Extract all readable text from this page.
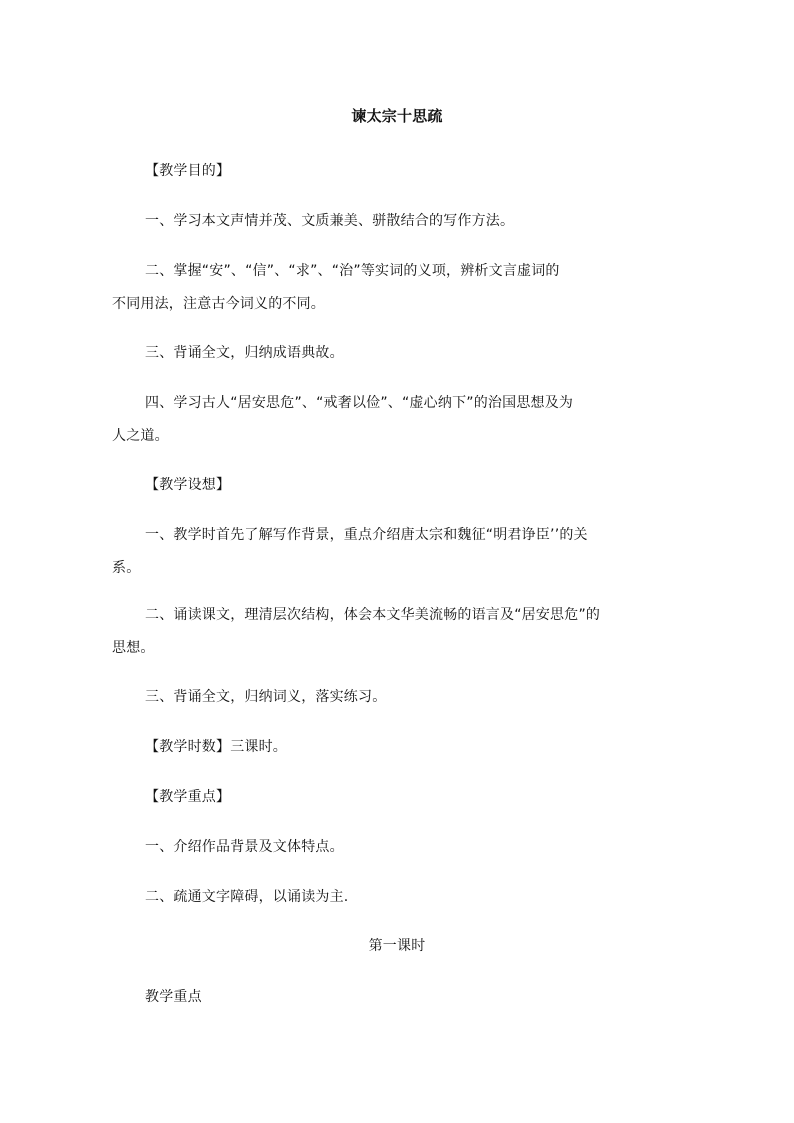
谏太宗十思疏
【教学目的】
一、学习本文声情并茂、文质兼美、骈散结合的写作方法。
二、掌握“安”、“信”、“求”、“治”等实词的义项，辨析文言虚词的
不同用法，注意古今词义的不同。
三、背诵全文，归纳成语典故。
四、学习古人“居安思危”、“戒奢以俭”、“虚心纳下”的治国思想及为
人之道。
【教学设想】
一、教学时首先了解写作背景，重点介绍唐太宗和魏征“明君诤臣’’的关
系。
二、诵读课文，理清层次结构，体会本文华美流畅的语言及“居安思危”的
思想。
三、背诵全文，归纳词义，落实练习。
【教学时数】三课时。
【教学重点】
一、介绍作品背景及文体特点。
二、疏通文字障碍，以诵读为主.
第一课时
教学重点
--
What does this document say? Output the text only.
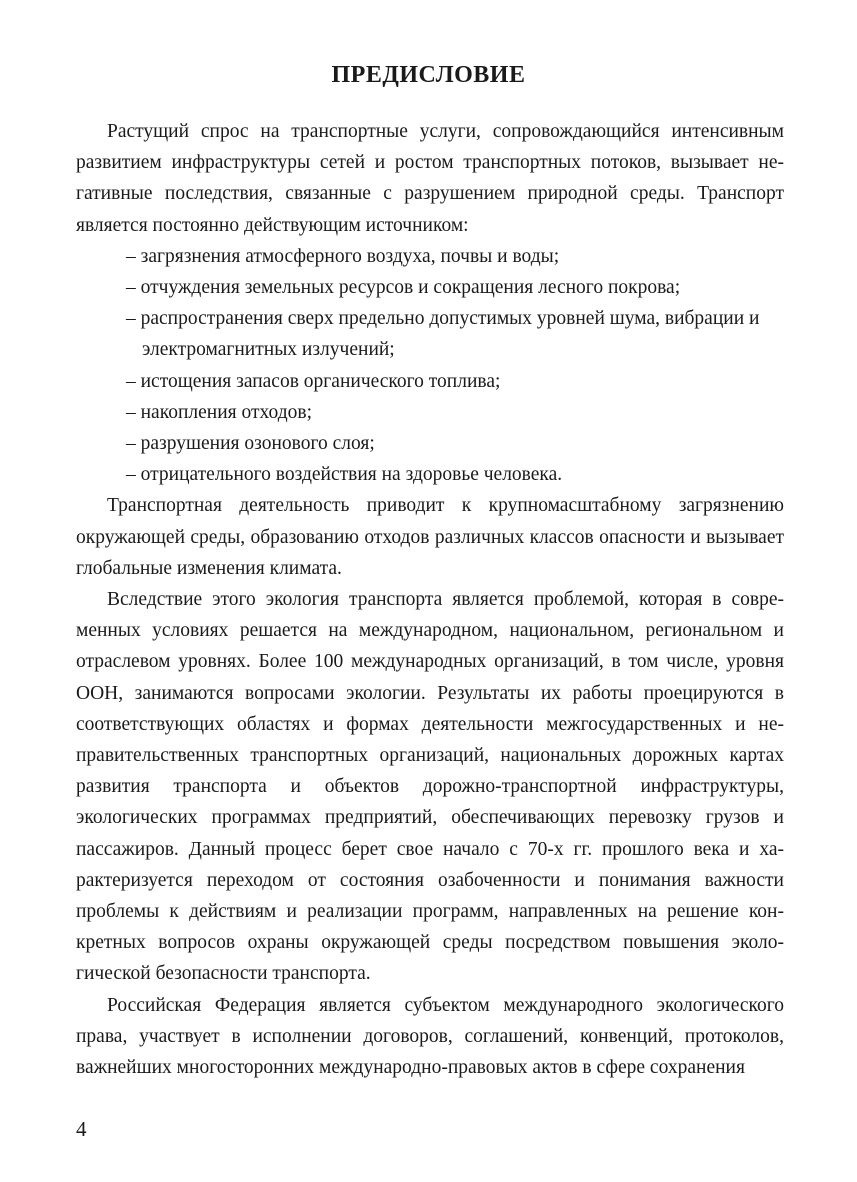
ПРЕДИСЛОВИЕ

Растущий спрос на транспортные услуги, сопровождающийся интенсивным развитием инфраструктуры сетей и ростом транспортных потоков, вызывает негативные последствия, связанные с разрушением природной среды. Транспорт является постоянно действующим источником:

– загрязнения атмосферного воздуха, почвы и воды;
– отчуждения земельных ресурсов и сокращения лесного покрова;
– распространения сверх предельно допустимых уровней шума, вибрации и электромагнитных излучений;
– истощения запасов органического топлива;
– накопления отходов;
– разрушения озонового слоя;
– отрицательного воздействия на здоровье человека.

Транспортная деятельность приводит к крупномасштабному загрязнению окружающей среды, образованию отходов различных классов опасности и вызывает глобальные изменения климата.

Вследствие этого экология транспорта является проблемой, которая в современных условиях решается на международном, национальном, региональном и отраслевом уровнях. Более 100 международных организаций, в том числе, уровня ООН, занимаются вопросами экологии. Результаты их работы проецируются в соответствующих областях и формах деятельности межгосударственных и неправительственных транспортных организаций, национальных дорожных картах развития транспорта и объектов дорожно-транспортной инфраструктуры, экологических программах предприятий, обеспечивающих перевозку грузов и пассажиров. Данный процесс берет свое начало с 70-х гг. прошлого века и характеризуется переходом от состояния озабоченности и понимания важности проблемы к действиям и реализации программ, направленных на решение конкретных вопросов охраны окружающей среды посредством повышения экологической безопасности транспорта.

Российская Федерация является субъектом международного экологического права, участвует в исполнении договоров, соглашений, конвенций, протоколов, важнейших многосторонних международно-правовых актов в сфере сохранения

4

→ **WORK TO DO**:
Extract from the data every line where "отходов" shows up.

→ **OUTPUT**:
– накопления отходов;
Транспортная деятельность приводит к крупномасштабному загрязнению окружающей среды, образованию отходов различных классов опасности и вызывает глобальные изменения климата.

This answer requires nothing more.